-- Start Exercise material --

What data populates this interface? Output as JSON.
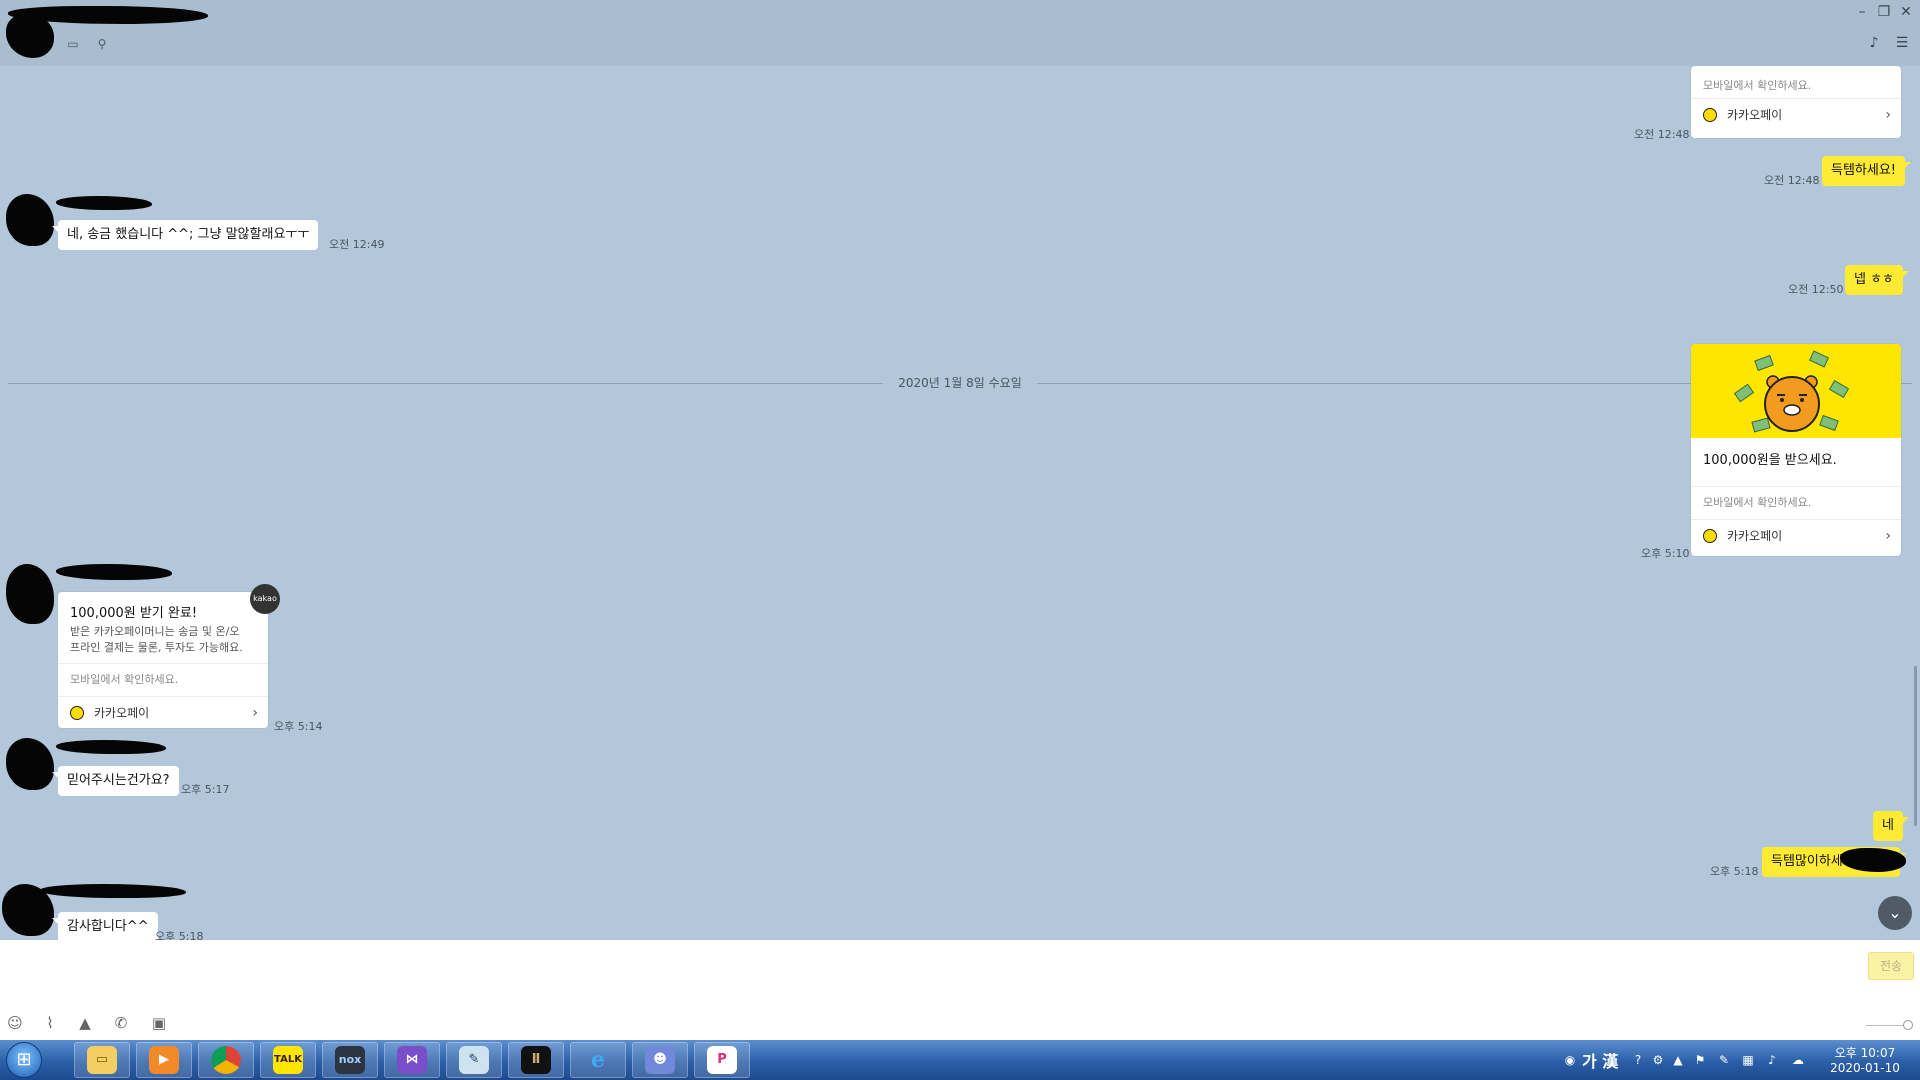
{
  "chat": {
    "date_divider": "2020년 1월 8일 수요일",
    "top_card": {
      "check_mobile": "모바일에서 확인하세요.",
      "kakaopay": "카카오페이",
      "time": "오전 12:48"
    },
    "my_msg1": {
      "text": "득템하세요!",
      "time": "오전 12:48"
    },
    "their_msg1": {
      "text": "네,  송금 했습니다   ^^;  그냥 말않할래요ㅜㅜ",
      "time": "오전 12:49"
    },
    "my_msg2": {
      "text": "넵 ㅎㅎ",
      "time": "오전 12:50"
    },
    "money_card": {
      "title": "100,000원을 받으세요.",
      "check_mobile": "모바일에서 확인하세요.",
      "kakaopay": "카카오페이",
      "time": "오후 5:10"
    },
    "receipt_card": {
      "badge": "kakao",
      "title": "100,000원 받기 완료!",
      "desc1": "받은 카카오페이머니는 송금 및 온/오",
      "desc2": "프라인 결제는 물론, 투자도 가능해요.",
      "check_mobile": "모바일에서 확인하세요.",
      "kakaopay": "카카오페이",
      "time": "오후 5:14"
    },
    "their_msg2": {
      "text": "믿어주시는건가요?",
      "time": "오후 5:17"
    },
    "my_msg3": {
      "text": "네"
    },
    "my_msg4": {
      "text": "득템많이하세요",
      "time": "오후 5:18"
    },
    "their_msg3": {
      "text": "감사합니다^^",
      "time": "오후 5:18"
    }
  },
  "input": {
    "send_label": "전송"
  },
  "taskbar": {
    "apps": [
      "explorer",
      "media-player",
      "chrome",
      "kakaotalk",
      "nox",
      "visual-studio",
      "notepad",
      "game",
      "internet-explorer",
      "discord",
      "picpick"
    ],
    "talk_label": "TALK",
    "nox_label": "nox",
    "ime_label": "가 漢",
    "clock_time": "오후 10:07",
    "clock_date": "2020-01-10"
  },
  "colors": {
    "chat_bg": "#b2c7da",
    "my_bubble": "#ffeb33",
    "their_bubble": "#ffffff",
    "taskbar": "#2b5fa8"
  },
  "icons": [
    "minimize-icon",
    "restore-icon",
    "close-icon",
    "folder-icon",
    "search-icon",
    "bell-icon",
    "menu-icon",
    "emoji-icon",
    "attach-icon",
    "image-icon",
    "phone-icon",
    "calendar-icon",
    "scroll-down-icon"
  ]
}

-- End Exercise material --

Short task –
Output the data above without changes, apart from leaving out the pictures.

Solved exercise –
What data populates this interface? Output as JSON.
{
  "chat": {
    "date_divider": "2020년 1월 8일 수요일",
    "top_card": {
      "check_mobile": "모바일에서 확인하세요.",
      "kakaopay": "카카오페이",
      "time": "오전 12:48"
    },
    "my_msg1": {
      "text": "득템하세요!",
      "time": "오전 12:48"
    },
    "their_msg1": {
      "text": "네,  송금 했습니다   ^^;  그냥 말않할래요ㅜㅜ",
      "time": "오전 12:49"
    },
    "my_msg2": {
      "text": "넵 ㅎㅎ",
      "time": "오전 12:50"
    },
    "money_card": {
      "title": "100,000원을 받으세요.",
      "check_mobile": "모바일에서 확인하세요.",
      "kakaopay": "카카오페이",
      "time": "오후 5:10"
    },
    "receipt_card": {
      "badge": "kakao",
      "title": "100,000원 받기 완료!",
      "desc1": "받은 카카오페이머니는 송금 및 온/오",
      "desc2": "프라인 결제는 물론, 투자도 가능해요.",
      "check_mobile": "모바일에서 확인하세요.",
      "kakaopay": "카카오페이",
      "time": "오후 5:14"
    },
    "their_msg2": {
      "text": "믿어주시는건가요?",
      "time": "오후 5:17"
    },
    "my_msg3": {
      "text": "네"
    },
    "my_msg4": {
      "text": "득템많이하세요",
      "time": "오후 5:18"
    },
    "their_msg3": {
      "text": "감사합니다^^",
      "time": "오후 5:18"
    }
  },
  "input": {
    "send_label": "전송"
  },
  "taskbar": {
    "apps": [
      "explorer",
      "media-player",
      "chrome",
      "kakaotalk",
      "nox",
      "visual-studio",
      "notepad",
      "game",
      "internet-explorer",
      "discord",
      "picpick"
    ],
    "talk_label": "TALK",
    "nox_label": "nox",
    "ime_label": "가 漢",
    "clock_time": "오후 10:07",
    "clock_date": "2020-01-10"
  },
  "colors": {
    "chat_bg": "#b2c7da",
    "my_bubble": "#ffeb33",
    "their_bubble": "#ffffff",
    "taskbar": "#2b5fa8"
  },
  "icons": [
    "minimize-icon",
    "restore-icon",
    "close-icon",
    "folder-icon",
    "search-icon",
    "bell-icon",
    "menu-icon",
    "emoji-icon",
    "attach-icon",
    "image-icon",
    "phone-icon",
    "calendar-icon",
    "scroll-down-icon"
  ]
}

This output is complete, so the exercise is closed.